───── Record set
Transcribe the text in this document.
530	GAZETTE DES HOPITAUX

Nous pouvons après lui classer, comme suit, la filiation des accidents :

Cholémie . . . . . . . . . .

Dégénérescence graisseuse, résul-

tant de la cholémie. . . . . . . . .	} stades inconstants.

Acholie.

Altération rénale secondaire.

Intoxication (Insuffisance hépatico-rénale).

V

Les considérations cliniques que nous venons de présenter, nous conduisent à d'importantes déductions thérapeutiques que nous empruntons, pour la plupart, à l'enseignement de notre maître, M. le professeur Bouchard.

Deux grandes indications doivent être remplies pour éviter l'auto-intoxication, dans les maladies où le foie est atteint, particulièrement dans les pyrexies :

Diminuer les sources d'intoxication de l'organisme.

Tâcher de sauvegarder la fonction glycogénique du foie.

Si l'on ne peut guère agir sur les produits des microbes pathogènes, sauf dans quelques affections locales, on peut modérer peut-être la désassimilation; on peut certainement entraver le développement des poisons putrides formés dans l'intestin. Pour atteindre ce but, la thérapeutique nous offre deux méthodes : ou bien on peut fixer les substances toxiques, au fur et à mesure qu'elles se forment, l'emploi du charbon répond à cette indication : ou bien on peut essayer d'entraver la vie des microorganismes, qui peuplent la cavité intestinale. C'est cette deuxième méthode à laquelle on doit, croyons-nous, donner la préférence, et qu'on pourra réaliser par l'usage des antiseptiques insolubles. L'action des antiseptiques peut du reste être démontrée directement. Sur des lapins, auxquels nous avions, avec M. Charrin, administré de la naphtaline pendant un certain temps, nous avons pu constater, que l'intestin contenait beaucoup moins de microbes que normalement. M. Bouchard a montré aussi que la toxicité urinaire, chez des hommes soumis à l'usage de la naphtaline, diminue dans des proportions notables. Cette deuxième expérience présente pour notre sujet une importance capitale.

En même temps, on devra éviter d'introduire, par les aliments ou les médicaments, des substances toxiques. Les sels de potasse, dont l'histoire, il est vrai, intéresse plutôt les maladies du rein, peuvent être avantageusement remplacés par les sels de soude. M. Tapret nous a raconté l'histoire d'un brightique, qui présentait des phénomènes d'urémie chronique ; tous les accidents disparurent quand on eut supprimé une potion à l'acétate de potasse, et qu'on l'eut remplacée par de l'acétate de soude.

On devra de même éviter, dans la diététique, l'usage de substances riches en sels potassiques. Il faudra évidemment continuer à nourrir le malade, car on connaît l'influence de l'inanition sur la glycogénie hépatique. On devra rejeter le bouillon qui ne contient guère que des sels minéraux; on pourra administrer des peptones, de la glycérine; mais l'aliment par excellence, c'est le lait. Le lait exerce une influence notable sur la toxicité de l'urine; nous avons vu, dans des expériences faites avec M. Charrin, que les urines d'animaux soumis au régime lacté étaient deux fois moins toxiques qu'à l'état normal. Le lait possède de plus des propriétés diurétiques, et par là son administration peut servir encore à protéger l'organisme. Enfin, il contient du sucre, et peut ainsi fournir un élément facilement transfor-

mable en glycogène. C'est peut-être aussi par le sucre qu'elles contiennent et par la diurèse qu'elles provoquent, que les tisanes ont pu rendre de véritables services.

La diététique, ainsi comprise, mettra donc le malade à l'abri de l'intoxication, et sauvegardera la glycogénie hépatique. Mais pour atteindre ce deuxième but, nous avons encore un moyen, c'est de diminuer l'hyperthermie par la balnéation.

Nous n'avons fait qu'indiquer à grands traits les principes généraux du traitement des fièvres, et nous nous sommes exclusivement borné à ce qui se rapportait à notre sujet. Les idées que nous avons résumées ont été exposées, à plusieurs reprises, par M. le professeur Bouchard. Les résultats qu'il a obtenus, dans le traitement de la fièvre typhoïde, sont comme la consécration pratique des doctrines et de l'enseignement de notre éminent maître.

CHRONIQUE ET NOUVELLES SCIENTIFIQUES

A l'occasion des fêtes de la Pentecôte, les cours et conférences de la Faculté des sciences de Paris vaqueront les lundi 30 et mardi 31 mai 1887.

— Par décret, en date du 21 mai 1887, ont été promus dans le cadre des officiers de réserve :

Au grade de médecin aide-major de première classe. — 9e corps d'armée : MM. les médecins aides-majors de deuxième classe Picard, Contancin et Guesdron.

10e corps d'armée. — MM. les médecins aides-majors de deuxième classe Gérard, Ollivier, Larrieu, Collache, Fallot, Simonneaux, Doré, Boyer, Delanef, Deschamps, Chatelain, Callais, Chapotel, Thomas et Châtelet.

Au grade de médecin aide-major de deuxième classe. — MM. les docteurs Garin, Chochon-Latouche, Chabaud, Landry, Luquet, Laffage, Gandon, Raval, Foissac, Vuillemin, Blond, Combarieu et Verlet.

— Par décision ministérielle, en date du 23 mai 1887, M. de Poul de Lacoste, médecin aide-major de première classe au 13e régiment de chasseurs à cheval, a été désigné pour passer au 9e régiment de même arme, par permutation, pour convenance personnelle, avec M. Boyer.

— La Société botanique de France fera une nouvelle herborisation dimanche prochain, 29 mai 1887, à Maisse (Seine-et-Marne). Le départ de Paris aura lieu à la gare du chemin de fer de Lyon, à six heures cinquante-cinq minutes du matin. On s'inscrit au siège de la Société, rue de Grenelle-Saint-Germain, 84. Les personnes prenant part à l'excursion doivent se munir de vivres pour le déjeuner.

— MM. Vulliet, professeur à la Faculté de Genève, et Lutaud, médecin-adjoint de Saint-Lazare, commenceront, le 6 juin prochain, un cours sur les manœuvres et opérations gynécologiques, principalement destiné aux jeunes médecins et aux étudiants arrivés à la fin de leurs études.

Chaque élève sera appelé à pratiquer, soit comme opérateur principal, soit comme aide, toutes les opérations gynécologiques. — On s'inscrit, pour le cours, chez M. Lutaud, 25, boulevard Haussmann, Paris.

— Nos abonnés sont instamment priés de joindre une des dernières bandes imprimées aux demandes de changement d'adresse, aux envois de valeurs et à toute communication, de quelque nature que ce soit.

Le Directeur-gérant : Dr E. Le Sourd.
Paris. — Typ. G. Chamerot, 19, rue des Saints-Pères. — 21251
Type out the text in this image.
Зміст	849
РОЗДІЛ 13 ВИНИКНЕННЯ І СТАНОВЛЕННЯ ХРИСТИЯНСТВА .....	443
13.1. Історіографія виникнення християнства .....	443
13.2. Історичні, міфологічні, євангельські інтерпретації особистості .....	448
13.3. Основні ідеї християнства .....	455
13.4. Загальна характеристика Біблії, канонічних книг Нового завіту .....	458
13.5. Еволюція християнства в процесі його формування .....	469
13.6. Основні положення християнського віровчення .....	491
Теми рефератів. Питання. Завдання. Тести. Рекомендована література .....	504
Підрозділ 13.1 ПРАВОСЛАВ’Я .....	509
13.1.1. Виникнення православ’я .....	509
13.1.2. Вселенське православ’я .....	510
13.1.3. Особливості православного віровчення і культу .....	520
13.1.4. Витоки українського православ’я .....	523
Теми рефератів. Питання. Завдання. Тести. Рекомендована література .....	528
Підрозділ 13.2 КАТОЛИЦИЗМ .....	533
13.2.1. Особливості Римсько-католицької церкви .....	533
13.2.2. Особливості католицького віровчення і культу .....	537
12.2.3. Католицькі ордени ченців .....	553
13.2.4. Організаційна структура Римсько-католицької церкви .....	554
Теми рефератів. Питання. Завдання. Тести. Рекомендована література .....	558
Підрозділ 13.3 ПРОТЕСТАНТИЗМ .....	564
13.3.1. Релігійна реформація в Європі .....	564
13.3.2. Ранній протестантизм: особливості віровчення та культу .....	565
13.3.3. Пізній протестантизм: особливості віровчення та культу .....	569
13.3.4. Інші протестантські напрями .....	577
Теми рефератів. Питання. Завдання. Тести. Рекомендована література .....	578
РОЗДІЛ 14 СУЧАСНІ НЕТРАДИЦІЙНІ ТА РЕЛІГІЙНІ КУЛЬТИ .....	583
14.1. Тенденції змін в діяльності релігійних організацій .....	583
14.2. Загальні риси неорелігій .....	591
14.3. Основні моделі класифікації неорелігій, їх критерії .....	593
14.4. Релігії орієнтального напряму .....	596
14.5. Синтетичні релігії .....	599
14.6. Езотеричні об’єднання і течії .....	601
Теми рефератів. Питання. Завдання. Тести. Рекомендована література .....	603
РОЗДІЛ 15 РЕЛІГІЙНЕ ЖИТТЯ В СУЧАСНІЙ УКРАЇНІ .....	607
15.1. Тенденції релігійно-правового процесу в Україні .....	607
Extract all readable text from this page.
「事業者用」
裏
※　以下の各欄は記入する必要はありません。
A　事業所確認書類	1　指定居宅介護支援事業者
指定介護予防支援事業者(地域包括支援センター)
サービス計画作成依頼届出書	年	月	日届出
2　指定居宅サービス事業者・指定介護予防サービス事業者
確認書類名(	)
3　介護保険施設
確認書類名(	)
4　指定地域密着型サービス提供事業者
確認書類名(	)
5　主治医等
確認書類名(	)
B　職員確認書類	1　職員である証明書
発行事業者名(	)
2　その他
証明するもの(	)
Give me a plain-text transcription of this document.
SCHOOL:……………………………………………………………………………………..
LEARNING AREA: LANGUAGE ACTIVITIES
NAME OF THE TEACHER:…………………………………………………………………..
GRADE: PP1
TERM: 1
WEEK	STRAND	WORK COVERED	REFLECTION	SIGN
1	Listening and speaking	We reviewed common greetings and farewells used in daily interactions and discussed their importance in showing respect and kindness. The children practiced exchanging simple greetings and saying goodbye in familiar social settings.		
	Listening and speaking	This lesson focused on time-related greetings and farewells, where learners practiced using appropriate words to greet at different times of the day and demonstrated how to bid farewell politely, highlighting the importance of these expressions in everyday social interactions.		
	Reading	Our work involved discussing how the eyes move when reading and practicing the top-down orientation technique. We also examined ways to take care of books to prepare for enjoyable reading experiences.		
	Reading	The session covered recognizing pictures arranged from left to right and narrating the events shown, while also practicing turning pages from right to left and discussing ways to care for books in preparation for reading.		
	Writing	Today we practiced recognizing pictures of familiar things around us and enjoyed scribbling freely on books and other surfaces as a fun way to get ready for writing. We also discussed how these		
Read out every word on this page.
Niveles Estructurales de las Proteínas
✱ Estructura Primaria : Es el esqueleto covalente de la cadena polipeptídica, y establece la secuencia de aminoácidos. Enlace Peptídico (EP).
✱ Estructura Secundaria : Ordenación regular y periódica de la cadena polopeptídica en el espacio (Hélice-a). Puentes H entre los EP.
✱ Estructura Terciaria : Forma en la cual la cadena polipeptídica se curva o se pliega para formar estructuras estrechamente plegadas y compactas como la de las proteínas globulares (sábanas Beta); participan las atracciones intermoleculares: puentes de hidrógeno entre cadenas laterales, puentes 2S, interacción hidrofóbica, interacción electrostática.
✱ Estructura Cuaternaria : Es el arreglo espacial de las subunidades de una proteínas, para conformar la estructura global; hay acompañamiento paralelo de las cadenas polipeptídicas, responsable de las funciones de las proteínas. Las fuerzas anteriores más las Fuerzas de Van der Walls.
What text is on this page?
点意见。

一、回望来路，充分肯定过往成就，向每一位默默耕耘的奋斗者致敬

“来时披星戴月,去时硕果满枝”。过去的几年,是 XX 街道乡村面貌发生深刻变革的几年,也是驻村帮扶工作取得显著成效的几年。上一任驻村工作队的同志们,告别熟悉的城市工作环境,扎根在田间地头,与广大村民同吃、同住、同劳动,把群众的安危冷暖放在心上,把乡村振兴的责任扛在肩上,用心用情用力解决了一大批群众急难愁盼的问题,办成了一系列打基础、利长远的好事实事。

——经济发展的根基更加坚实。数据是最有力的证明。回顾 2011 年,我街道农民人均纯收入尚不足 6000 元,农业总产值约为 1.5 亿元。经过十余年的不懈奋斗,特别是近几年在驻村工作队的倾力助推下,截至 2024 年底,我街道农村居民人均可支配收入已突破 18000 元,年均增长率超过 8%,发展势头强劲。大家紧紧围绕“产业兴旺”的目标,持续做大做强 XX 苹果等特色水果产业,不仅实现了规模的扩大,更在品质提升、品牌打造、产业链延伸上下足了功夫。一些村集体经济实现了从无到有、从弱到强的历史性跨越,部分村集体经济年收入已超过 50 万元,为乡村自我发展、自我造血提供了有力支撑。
──────────
What is expected » Copy exactly the line containing "Read out every word on this page." and every line after it, ending with the last line of the records above.

Result of this task »
Read out every word on this page.
Niveles Estructurales de las Proteínas
✱ Estructura Primaria : Es el esqueleto covalente de la cadena polipeptídica, y establece la secuencia de aminoácidos. Enlace Peptídico (EP).
✱ Estructura Secundaria : Ordenación regular y periódica de la cadena polopeptídica en el espacio (Hélice-a). Puentes H entre los EP.
✱ Estructura Terciaria : Forma en la cual la cadena polipeptídica se curva o se pliega para formar estructuras estrechamente plegadas y compactas como la de las proteínas globulares (sábanas Beta); participan las atracciones intermoleculares: puentes de hidrógeno entre cadenas laterales, puentes 2S, interacción hidrofóbica, interacción electrostática.
✱ Estructura Cuaternaria : Es el arreglo espacial de las subunidades de una proteínas, para conformar la estructura global; hay acompañamiento paralelo de las cadenas polipeptídicas, responsable de las funciones de las proteínas. Las fuerzas anteriores más las Fuerzas de Van der Walls.
What text is on this page?
点意见。

一、回望来路，充分肯定过往成就，向每一位默默耕耘的奋斗者致敬

“来时披星戴月,去时硕果满枝”。过去的几年,是 XX 街道乡村面貌发生深刻变革的几年,也是驻村帮扶工作取得显著成效的几年。上一任驻村工作队的同志们,告别熟悉的城市工作环境,扎根在田间地头,与广大村民同吃、同住、同劳动,把群众的安危冷暖放在心上,把乡村振兴的责任扛在肩上,用心用情用力解决了一大批群众急难愁盼的问题,办成了一系列打基础、利长远的好事实事。

——经济发展的根基更加坚实。数据是最有力的证明。回顾 2011 年,我街道农民人均纯收入尚不足 6000 元,农业总产值约为 1.5 亿元。经过十余年的不懈奋斗,特别是近几年在驻村工作队的倾力助推下,截至 2024 年底,我街道农村居民人均可支配收入已突破 18000 元,年均增长率超过 8%,发展势头强劲。大家紧紧围绕“产业兴旺”的目标,持续做大做强 XX 苹果等特色水果产业,不仅实现了规模的扩大,更在品质提升、品牌打造、产业链延伸上下足了功夫。一些村集体经济实现了从无到有、从弱到强的历史性跨越,部分村集体经济年收入已超过 50 万元,为乡村自我发展、自我造血提供了有力支撑。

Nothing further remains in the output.